◆ **PROMPT**
Without the images, write out the whole listing exactly.

◆ **A block of data**

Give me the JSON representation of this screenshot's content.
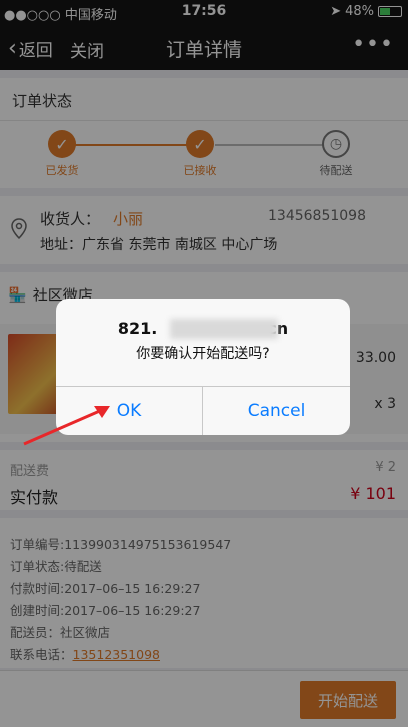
{
  "status_bar": {
    "carrier": "●●○○○ 中国移动",
    "wifi_icon": "wifi-icon",
    "time": "17:56",
    "battery": "48%"
  },
  "nav": {
    "back_label": "返回",
    "close_label": "关闭",
    "title": "订单详情",
    "more_label": "•••"
  },
  "order_status": {
    "header": "订单状态",
    "steps": [
      {
        "label": "已发货",
        "state": "done"
      },
      {
        "label": "已接收",
        "state": "done"
      },
      {
        "label": "待配送",
        "state": "pending"
      }
    ],
    "accent": "#e07b2a"
  },
  "recipient": {
    "name_label": "收货人：",
    "name": "小丽",
    "phone": "13456851098",
    "address": "地址：广东省 东莞市 南城区 中心广场"
  },
  "store": {
    "name": "社区微店",
    "item_price": "33.00",
    "item_qty": "x 3"
  },
  "fees": {
    "delivery_label": "配送费",
    "delivery_value": "¥ 2",
    "paid_label": "实付款",
    "paid_value": "¥ 101"
  },
  "meta": {
    "order_no": "订单编号:113990314975153619547",
    "order_status": "订单状态:待配送",
    "pay_time": "付款时间:2017–06–15 16:29:27",
    "create_time": "创建时间:2017–06–15 16:29:27",
    "courier": "配送员：社区微店",
    "phone_label": "联系电话：",
    "phone": "13512351098"
  },
  "bottom": {
    "start_delivery": "开始配送"
  },
  "dialog": {
    "title_visible": "821.",
    "title_suffix": "cn",
    "message": "你要确认开始配送吗?",
    "ok": "OK",
    "cancel": "Cancel"
  }
}
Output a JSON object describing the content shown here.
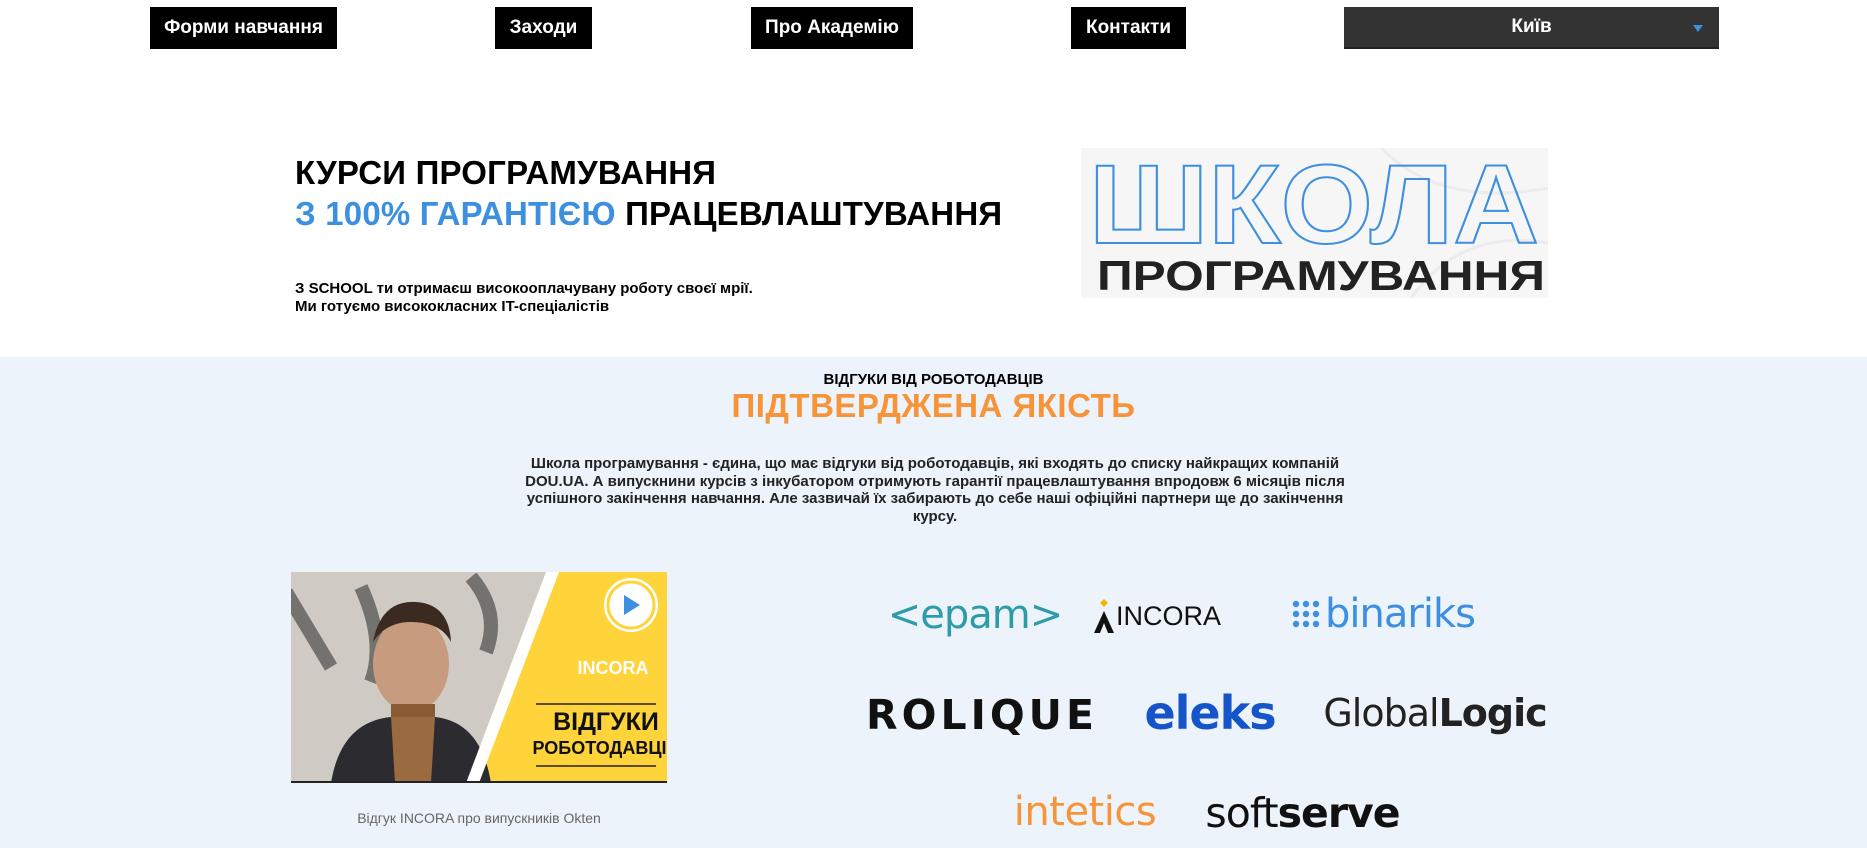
{
  "nav": {
    "items": [
      {
        "label": "Форми навчання"
      },
      {
        "label": "Заходи"
      },
      {
        "label": "Про Академію"
      },
      {
        "label": "Контакти"
      }
    ],
    "city": "Київ"
  },
  "hero": {
    "title_line1": "КУРСИ ПРОГРАМУВАННЯ",
    "title_accent": "З 100% ГАРАНТІЄЮ",
    "title_rest": "ПРАЦЕВЛАШТУВАННЯ",
    "subtitle_line1": "З SCHOOL ти отримаєш високооплачувану роботу своєї мрії.",
    "subtitle_line2": "Ми готуємо висококласних IT-спеціалістів",
    "logo_top": "ШКОЛА",
    "logo_bottom": "ПРОГРАМУВАННЯ"
  },
  "reviews": {
    "kicker": "ВІДГУКИ ВІД РОБОТОДАВЦІВ",
    "title": "ПІДТВЕРДЖЕНА ЯКІСТЬ",
    "description": "Школа програмування - єдина, що має відгуки від роботодавців, які входять до списку найкращих компаній DOU.UA. А випускнини курсів з інкубатором отримують гарантії працевлаштування впродовж 6 місяців після успішного закінчення навчання. Але зазвичай їх забирають до себе наші офіційні партнери ще до закінчення курсу.",
    "video": {
      "brand": "INCORA",
      "line1": "ВІДГУКИ",
      "line2": "РОБОТОДАВЦІВ",
      "caption": "Відгук INCORA про випускників Okten"
    },
    "partners": {
      "epam": "<epam>",
      "incora": "INCORA",
      "binariks": "binariks",
      "rolique": "ROLIQUE",
      "eleks": "eleks",
      "globallogic_a": "Global",
      "globallogic_b": "Logic",
      "intetics": "intetics",
      "softserve_a": "soft",
      "softserve_b": "serve"
    }
  },
  "colors": {
    "accent_blue": "#3d8fe0",
    "accent_orange": "#f7943a",
    "section_bg": "#edf3fa",
    "video_yellow": "#ffd43a"
  }
}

◆ **THE OUTPUT**
Give me the JSON representation of this screenshot's content.
{
  "status_bar": {
    "carrier": "●●○○○ 中国移动",
    "wifi_icon": "wifi-icon",
    "time": "17:56",
    "battery": "48%"
  },
  "nav": {
    "back_label": "返回",
    "close_label": "关闭",
    "title": "订单详情",
    "more_label": "•••"
  },
  "order_status": {
    "header": "订单状态",
    "steps": [
      {
        "label": "已发货",
        "state": "done"
      },
      {
        "label": "已接收",
        "state": "done"
      },
      {
        "label": "待配送",
        "state": "pending"
      }
    ],
    "accent": "#e07b2a"
  },
  "recipient": {
    "name_label": "收货人：",
    "name": "小丽",
    "phone": "13456851098",
    "address": "地址：广东省 东莞市 南城区 中心广场"
  },
  "store": {
    "name": "社区微店",
    "item_price": "33.00",
    "item_qty": "x 3"
  },
  "fees": {
    "delivery_label": "配送费",
    "delivery_value": "¥ 2",
    "paid_label": "实付款",
    "paid_value": "¥ 101"
  },
  "meta": {
    "order_no": "订单编号:113990314975153619547",
    "order_status": "订单状态:待配送",
    "pay_time": "付款时间:2017–06–15 16:29:27",
    "create_time": "创建时间:2017–06–15 16:29:27",
    "courier": "配送员：社区微店",
    "phone_label": "联系电话：",
    "phone": "13512351098"
  },
  "bottom": {
    "start_delivery": "开始配送"
  },
  "dialog": {
    "title_visible": "821.",
    "title_suffix": "cn",
    "message": "你要确认开始配送吗?",
    "ok": "OK",
    "cancel": "Cancel"
  }
}
Output a JSON object describing the content shown here.
{
  "nav": {
    "items": [
      {
        "label": "Форми навчання"
      },
      {
        "label": "Заходи"
      },
      {
        "label": "Про Академію"
      },
      {
        "label": "Контакти"
      }
    ],
    "city": "Київ"
  },
  "hero": {
    "title_line1": "КУРСИ ПРОГРАМУВАННЯ",
    "title_accent": "З 100% ГАРАНТІЄЮ",
    "title_rest": "ПРАЦЕВЛАШТУВАННЯ",
    "subtitle_line1": "З SCHOOL ти отримаєш високооплачувану роботу своєї мрії.",
    "subtitle_line2": "Ми готуємо висококласних IT-спеціалістів",
    "logo_top": "ШКОЛА",
    "logo_bottom": "ПРОГРАМУВАННЯ"
  },
  "reviews": {
    "kicker": "ВІДГУКИ ВІД РОБОТОДАВЦІВ",
    "title": "ПІДТВЕРДЖЕНА ЯКІСТЬ",
    "description": "Школа програмування - єдина, що має відгуки від роботодавців, які входять до списку найкращих компаній DOU.UA. А випускнини курсів з інкубатором отримують гарантії працевлаштування впродовж 6 місяців після успішного закінчення навчання. Але зазвичай їх забирають до себе наші офіційні партнери ще до закінчення курсу.",
    "video": {
      "brand": "INCORA",
      "line1": "ВІДГУКИ",
      "line2": "РОБОТОДАВЦІВ",
      "caption": "Відгук INCORA про випускників Okten"
    },
    "partners": {
      "epam": "<epam>",
      "incora": "INCORA",
      "binariks": "binariks",
      "rolique": "ROLIQUE",
      "eleks": "eleks",
      "globallogic_a": "Global",
      "globallogic_b": "Logic",
      "intetics": "intetics",
      "softserve_a": "soft",
      "softserve_b": "serve"
    }
  },
  "colors": {
    "accent_blue": "#3d8fe0",
    "accent_orange": "#f7943a",
    "section_bg": "#edf3fa",
    "video_yellow": "#ffd43a"
  }
}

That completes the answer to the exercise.